(Element-and-box listings)

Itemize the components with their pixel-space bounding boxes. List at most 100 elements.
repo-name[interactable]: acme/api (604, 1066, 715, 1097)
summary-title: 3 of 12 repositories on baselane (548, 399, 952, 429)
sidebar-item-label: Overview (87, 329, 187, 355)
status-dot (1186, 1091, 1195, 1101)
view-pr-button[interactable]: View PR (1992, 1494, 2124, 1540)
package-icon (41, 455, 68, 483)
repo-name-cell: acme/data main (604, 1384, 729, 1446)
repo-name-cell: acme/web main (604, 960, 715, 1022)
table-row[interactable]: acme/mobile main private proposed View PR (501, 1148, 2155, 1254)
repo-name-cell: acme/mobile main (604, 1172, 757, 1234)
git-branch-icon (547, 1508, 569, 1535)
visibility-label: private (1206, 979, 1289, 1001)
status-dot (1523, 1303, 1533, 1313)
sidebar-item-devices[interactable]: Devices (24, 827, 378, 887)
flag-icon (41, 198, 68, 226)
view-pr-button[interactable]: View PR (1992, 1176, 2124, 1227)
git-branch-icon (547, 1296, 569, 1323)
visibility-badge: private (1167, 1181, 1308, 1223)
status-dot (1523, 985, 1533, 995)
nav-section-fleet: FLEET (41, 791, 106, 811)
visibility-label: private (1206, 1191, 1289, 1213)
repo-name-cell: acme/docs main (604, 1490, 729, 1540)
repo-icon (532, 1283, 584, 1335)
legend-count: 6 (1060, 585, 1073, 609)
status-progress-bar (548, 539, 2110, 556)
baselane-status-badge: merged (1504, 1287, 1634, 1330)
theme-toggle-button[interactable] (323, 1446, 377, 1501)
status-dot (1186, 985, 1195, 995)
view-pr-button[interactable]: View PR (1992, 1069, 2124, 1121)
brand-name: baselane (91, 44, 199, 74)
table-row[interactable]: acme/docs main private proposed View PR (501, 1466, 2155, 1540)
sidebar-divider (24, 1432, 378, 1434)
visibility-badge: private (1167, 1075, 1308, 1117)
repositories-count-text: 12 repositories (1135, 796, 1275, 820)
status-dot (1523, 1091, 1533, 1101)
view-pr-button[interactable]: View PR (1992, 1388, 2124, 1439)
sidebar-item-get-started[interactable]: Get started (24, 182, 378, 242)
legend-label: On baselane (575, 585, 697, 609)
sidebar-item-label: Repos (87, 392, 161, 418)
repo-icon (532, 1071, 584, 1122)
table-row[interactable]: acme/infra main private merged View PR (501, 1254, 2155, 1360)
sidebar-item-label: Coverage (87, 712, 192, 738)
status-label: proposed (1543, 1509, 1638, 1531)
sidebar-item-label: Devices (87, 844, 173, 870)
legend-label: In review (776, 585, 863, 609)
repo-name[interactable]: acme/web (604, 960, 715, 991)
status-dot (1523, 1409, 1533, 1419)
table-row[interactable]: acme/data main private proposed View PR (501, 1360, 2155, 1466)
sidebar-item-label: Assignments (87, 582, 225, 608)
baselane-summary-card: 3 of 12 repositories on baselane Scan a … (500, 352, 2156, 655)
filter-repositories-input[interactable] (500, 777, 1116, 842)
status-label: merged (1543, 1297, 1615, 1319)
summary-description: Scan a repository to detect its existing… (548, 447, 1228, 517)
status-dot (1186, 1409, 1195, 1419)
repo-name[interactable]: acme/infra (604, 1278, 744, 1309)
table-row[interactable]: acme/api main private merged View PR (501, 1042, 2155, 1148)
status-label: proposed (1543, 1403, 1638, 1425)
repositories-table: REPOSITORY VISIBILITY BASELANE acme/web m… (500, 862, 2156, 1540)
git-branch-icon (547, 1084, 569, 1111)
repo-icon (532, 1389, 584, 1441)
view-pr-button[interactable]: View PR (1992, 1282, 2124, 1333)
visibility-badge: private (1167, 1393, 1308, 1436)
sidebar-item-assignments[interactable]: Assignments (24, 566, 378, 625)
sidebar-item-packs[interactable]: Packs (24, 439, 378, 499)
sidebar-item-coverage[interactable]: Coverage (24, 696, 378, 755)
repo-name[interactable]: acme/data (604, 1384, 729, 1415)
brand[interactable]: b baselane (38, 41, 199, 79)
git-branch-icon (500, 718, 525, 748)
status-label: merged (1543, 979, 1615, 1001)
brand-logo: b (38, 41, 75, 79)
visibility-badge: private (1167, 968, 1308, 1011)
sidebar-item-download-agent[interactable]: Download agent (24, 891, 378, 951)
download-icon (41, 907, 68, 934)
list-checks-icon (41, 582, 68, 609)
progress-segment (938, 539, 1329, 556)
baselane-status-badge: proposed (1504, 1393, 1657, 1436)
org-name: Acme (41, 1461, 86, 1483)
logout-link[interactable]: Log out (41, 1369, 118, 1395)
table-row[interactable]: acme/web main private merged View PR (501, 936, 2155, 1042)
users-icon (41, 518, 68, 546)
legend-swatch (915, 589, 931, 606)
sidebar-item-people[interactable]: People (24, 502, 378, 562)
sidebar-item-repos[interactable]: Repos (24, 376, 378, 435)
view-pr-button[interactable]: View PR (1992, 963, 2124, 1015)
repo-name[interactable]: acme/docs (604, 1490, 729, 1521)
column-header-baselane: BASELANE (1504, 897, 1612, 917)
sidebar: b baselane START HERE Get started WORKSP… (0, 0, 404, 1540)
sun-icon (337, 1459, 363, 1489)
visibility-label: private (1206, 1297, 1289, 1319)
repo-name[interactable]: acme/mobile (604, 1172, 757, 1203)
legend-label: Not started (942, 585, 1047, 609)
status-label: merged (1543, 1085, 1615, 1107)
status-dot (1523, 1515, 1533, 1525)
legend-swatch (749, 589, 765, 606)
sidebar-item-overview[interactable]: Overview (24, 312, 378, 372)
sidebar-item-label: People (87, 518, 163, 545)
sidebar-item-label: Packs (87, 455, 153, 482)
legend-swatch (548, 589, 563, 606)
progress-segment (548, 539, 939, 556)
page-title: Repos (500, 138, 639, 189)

CHALLENGE
Reproduce every line of the items above without any changes.

FINISHED ANSWER
Itemize the components with their pixel-space bounding boxes. List at most 100 elements.
repo-name[interactable]: acme/api (604, 1066, 715, 1097)
summary-title: 3 of 12 repositories on baselane (548, 399, 952, 429)
sidebar-item-label: Overview (87, 329, 187, 355)
status-dot (1186, 1091, 1195, 1101)
view-pr-button[interactable]: View PR (1992, 1494, 2124, 1540)
package-icon (41, 455, 68, 483)
repo-name-cell: acme/data main (604, 1384, 729, 1446)
repo-name-cell: acme/web main (604, 960, 715, 1022)
table-row[interactable]: acme/mobile main private proposed View PR (501, 1148, 2155, 1254)
repo-name-cell: acme/mobile main (604, 1172, 757, 1234)
git-branch-icon (547, 1508, 569, 1535)
visibility-label: private (1206, 979, 1289, 1001)
status-dot (1523, 1303, 1533, 1313)
sidebar-item-devices[interactable]: Devices (24, 827, 378, 887)
flag-icon (41, 198, 68, 226)
view-pr-button[interactable]: View PR (1992, 1176, 2124, 1227)
git-branch-icon (547, 1296, 569, 1323)
visibility-badge: private (1167, 1181, 1308, 1223)
status-dot (1523, 985, 1533, 995)
nav-section-fleet: FLEET (41, 791, 106, 811)
visibility-label: private (1206, 1191, 1289, 1213)
repo-name-cell: acme/docs main (604, 1490, 729, 1540)
repo-icon (532, 1283, 584, 1335)
legend-count: 6 (1060, 585, 1073, 609)
status-progress-bar (548, 539, 2110, 556)
baselane-status-badge: merged (1504, 1287, 1634, 1330)
theme-toggle-button[interactable] (323, 1446, 377, 1501)
status-dot (1186, 985, 1195, 995)
view-pr-button[interactable]: View PR (1992, 1069, 2124, 1121)
brand-name: baselane (91, 44, 199, 74)
table-row[interactable]: acme/docs main private proposed View PR (501, 1466, 2155, 1540)
sidebar-divider (24, 1432, 378, 1434)
visibility-badge: private (1167, 1075, 1308, 1117)
repositories-count-text: 12 repositories (1135, 796, 1275, 820)
status-dot (1523, 1091, 1533, 1101)
view-pr-button[interactable]: View PR (1992, 1388, 2124, 1439)
sidebar-item-get-started[interactable]: Get started (24, 182, 378, 242)
legend-label: On baselane (575, 585, 697, 609)
sidebar-item-label: Repos (87, 392, 161, 418)
repo-icon (532, 1071, 584, 1122)
table-row[interactable]: acme/infra main private merged View PR (501, 1254, 2155, 1360)
sidebar-item-label: Coverage (87, 712, 192, 738)
status-label: proposed (1543, 1509, 1638, 1531)
sidebar-item-label: Devices (87, 844, 173, 870)
legend-label: In review (776, 585, 863, 609)
repo-name[interactable]: acme/web (604, 960, 715, 991)
status-dot (1523, 1409, 1533, 1419)
table-row[interactable]: acme/data main private proposed View PR (501, 1360, 2155, 1466)
sidebar-item-label: Assignments (87, 582, 225, 608)
baselane-summary-card: 3 of 12 repositories on baselane Scan a … (500, 352, 2156, 655)
filter-repositories-input[interactable] (500, 777, 1116, 842)
status-label: merged (1543, 1297, 1615, 1319)
summary-description: Scan a repository to detect its existing… (548, 447, 1228, 517)
status-dot (1186, 1409, 1195, 1419)
repo-name[interactable]: acme/infra (604, 1278, 744, 1309)
table-row[interactable]: acme/api main private merged View PR (501, 1042, 2155, 1148)
status-label: proposed (1543, 1403, 1638, 1425)
repositories-table: REPOSITORY VISIBILITY BASELANE acme/web m… (500, 862, 2156, 1540)
git-branch-icon (547, 1084, 569, 1111)
repo-icon (532, 1389, 584, 1441)
view-pr-button[interactable]: View PR (1992, 1282, 2124, 1333)
visibility-badge: private (1167, 1393, 1308, 1436)
sidebar-item-assignments[interactable]: Assignments (24, 566, 378, 625)
sidebar-item-packs[interactable]: Packs (24, 439, 378, 499)
sidebar-item-coverage[interactable]: Coverage (24, 696, 378, 755)
repo-name[interactable]: acme/data (604, 1384, 729, 1415)
brand[interactable]: b baselane (38, 41, 199, 79)
git-branch-icon (500, 718, 525, 748)
status-label: merged (1543, 979, 1615, 1001)
brand-logo: b (38, 41, 75, 79)
visibility-badge: private (1167, 968, 1308, 1011)
sidebar-item-download-agent[interactable]: Download agent (24, 891, 378, 951)
download-icon (41, 907, 68, 934)
list-checks-icon (41, 582, 68, 609)
progress-segment (938, 539, 1329, 556)
baselane-status-badge: proposed (1504, 1393, 1657, 1436)
org-name: Acme (41, 1461, 86, 1483)
logout-link[interactable]: Log out (41, 1369, 118, 1395)
table-row[interactable]: acme/web main private merged View PR (501, 936, 2155, 1042)
users-icon (41, 518, 68, 546)
legend-swatch (915, 589, 931, 606)
sidebar-item-people[interactable]: People (24, 502, 378, 562)
sidebar-item-repos[interactable]: Repos (24, 376, 378, 435)
view-pr-button[interactable]: View PR (1992, 963, 2124, 1015)
repo-name[interactable]: acme/docs (604, 1490, 729, 1521)
column-header-baselane: BASELANE (1504, 897, 1612, 917)
sidebar: b baselane START HERE Get started WORKSP… (0, 0, 404, 1540)
sun-icon (337, 1459, 363, 1489)
visibility-label: private (1206, 1297, 1289, 1319)
repo-name[interactable]: acme/mobile (604, 1172, 757, 1203)
legend-label: Not started (942, 585, 1047, 609)
status-label: merged (1543, 1085, 1615, 1107)
status-dot (1523, 1515, 1533, 1525)
legend-swatch (749, 589, 765, 606)
sidebar-item-overview[interactable]: Overview (24, 312, 378, 372)
sidebar-item-label: People (87, 518, 163, 545)
sidebar-item-label: Packs (87, 455, 153, 482)
legend-swatch (548, 589, 563, 606)
progress-segment (548, 539, 939, 556)
page-title: Repos (500, 138, 639, 189)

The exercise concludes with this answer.